§ Work instructions
Quote all of the data below exactly, please.

§ Task inputs

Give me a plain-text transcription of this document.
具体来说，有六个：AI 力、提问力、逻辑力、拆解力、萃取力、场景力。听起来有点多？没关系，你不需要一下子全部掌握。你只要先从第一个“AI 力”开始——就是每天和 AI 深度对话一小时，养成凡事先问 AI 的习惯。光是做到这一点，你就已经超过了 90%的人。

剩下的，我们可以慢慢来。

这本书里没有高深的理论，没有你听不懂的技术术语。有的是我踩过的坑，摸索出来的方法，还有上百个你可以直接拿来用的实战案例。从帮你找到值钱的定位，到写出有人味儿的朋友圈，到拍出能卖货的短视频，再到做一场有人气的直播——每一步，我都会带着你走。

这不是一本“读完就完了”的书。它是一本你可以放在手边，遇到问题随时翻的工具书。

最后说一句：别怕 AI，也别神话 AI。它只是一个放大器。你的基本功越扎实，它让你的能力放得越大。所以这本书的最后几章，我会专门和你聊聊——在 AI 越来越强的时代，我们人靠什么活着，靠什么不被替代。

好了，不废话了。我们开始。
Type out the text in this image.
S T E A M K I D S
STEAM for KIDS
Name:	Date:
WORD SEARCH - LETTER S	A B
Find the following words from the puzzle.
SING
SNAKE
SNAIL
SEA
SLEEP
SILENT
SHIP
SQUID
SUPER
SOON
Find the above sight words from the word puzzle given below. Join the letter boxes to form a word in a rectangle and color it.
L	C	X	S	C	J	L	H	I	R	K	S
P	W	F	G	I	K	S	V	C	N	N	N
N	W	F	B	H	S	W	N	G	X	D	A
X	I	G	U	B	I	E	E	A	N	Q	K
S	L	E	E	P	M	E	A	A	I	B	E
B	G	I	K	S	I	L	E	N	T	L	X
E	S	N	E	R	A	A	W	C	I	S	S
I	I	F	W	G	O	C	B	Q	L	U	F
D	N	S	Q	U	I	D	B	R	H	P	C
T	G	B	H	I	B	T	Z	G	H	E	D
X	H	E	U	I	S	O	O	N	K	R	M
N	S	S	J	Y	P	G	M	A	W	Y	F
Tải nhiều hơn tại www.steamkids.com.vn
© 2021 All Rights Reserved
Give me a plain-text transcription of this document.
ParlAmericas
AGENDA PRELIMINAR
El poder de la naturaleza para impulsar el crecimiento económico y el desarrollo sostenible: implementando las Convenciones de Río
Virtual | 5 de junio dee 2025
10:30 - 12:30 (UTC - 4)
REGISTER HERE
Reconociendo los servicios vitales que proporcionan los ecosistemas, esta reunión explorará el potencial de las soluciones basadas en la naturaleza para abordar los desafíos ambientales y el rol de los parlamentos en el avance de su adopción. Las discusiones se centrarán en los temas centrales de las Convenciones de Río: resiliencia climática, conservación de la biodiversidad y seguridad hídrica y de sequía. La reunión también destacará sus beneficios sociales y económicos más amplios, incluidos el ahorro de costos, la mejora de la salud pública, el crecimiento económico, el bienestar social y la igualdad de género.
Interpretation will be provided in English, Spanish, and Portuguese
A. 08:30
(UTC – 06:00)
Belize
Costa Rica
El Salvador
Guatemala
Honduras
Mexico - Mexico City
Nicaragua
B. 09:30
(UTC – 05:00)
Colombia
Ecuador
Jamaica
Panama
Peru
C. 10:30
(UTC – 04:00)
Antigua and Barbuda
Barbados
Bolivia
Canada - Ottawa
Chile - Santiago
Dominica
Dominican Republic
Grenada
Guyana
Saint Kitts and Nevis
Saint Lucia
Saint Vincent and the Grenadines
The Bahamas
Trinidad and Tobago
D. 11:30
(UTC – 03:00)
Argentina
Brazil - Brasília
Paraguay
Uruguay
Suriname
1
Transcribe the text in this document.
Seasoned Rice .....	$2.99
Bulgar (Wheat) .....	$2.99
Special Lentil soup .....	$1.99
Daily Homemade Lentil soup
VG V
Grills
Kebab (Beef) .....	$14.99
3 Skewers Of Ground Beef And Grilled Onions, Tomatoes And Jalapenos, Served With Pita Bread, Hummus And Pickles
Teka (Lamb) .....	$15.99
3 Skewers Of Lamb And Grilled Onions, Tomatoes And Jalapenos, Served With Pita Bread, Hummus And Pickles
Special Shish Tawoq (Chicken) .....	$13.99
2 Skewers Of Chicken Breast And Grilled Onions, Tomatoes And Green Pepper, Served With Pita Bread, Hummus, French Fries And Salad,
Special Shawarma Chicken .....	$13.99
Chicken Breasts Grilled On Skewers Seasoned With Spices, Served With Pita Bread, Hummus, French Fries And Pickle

§ Solution to this exercise
Give me a plain-text transcription of this document.
具体来说，有六个：AI 力、提问力、逻辑力、拆解力、萃取力、场景力。听起来有点多？没关系，你不需要一下子全部掌握。你只要先从第一个“AI 力”开始——就是每天和 AI 深度对话一小时，养成凡事先问 AI 的习惯。光是做到这一点，你就已经超过了 90%的人。

剩下的，我们可以慢慢来。

这本书里没有高深的理论，没有你听不懂的技术术语。有的是我踩过的坑，摸索出来的方法，还有上百个你可以直接拿来用的实战案例。从帮你找到值钱的定位，到写出有人味儿的朋友圈，到拍出能卖货的短视频，再到做一场有人气的直播——每一步，我都会带着你走。

这不是一本“读完就完了”的书。它是一本你可以放在手边，遇到问题随时翻的工具书。

最后说一句：别怕 AI，也别神话 AI。它只是一个放大器。你的基本功越扎实，它让你的能力放得越大。所以这本书的最后几章，我会专门和你聊聊——在 AI 越来越强的时代，我们人靠什么活着，靠什么不被替代。

好了，不废话了。我们开始。
Type out the text in this image.
S T E A M K I D S
STEAM for KIDS
Name:	Date:
WORD SEARCH - LETTER S	A B
Find the following words from the puzzle.
SING
SNAKE
SNAIL
SEA
SLEEP
SILENT
SHIP
SQUID
SUPER
SOON
Find the above sight words from the word puzzle given below. Join the letter boxes to form a word in a rectangle and color it.
L	C	X	S	C	J	L	H	I	R	K	S
P	W	F	G	I	K	S	V	C	N	N	N
N	W	F	B	H	S	W	N	G	X	D	A
X	I	G	U	B	I	E	E	A	N	Q	K
S	L	E	E	P	M	E	A	A	I	B	E
B	G	I	K	S	I	L	E	N	T	L	X
E	S	N	E	R	A	A	W	C	I	S	S
I	I	F	W	G	O	C	B	Q	L	U	F
D	N	S	Q	U	I	D	B	R	H	P	C
T	G	B	H	I	B	T	Z	G	H	E	D
X	H	E	U	I	S	O	O	N	K	R	M
N	S	S	J	Y	P	G	M	A	W	Y	F
Tải nhiều hơn tại www.steamkids.com.vn
© 2021 All Rights Reserved
Give me a plain-text transcription of this document.
ParlAmericas
AGENDA PRELIMINAR
El poder de la naturaleza para impulsar el crecimiento económico y el desarrollo sostenible: implementando las Convenciones de Río
Virtual | 5 de junio dee 2025
10:30 - 12:30 (UTC - 4)
REGISTER HERE
Reconociendo los servicios vitales que proporcionan los ecosistemas, esta reunión explorará el potencial de las soluciones basadas en la naturaleza para abordar los desafíos ambientales y el rol de los parlamentos en el avance de su adopción. Las discusiones se centrarán en los temas centrales de las Convenciones de Río: resiliencia climática, conservación de la biodiversidad y seguridad hídrica y de sequía. La reunión también destacará sus beneficios sociales y económicos más amplios, incluidos el ahorro de costos, la mejora de la salud pública, el crecimiento económico, el bienestar social y la igualdad de género.
Interpretation will be provided in English, Spanish, and Portuguese
A. 08:30
(UTC – 06:00)
Belize
Costa Rica
El Salvador
Guatemala
Honduras
Mexico - Mexico City
Nicaragua
B. 09:30
(UTC – 05:00)
Colombia
Ecuador
Jamaica
Panama
Peru
C. 10:30
(UTC – 04:00)
Antigua and Barbuda
Barbados
Bolivia
Canada - Ottawa
Chile - Santiago
Dominica
Dominican Republic
Grenada
Guyana
Saint Kitts and Nevis
Saint Lucia
Saint Vincent and the Grenadines
The Bahamas
Trinidad and Tobago
D. 11:30
(UTC – 03:00)
Argentina
Brazil - Brasília
Paraguay
Uruguay
Suriname
1
Transcribe the text in this document.
Seasoned Rice .....	$2.99
Bulgar (Wheat) .....	$2.99
Special Lentil soup .....	$1.99
Daily Homemade Lentil soup
VG V
Grills
Kebab (Beef) .....	$14.99
3 Skewers Of Ground Beef And Grilled Onions, Tomatoes And Jalapenos, Served With Pita Bread, Hummus And Pickles
Teka (Lamb) .....	$15.99
3 Skewers Of Lamb And Grilled Onions, Tomatoes And Jalapenos, Served With Pita Bread, Hummus And Pickles
Special Shish Tawoq (Chicken) .....	$13.99
2 Skewers Of Chicken Breast And Grilled Onions, Tomatoes And Green Pepper, Served With Pita Bread, Hummus, French Fries And Salad,
Special Shawarma Chicken .....	$13.99
Chicken Breasts Grilled On Skewers Seasoned With Spices, Served With Pita Bread, Hummus, French Fries And Pickle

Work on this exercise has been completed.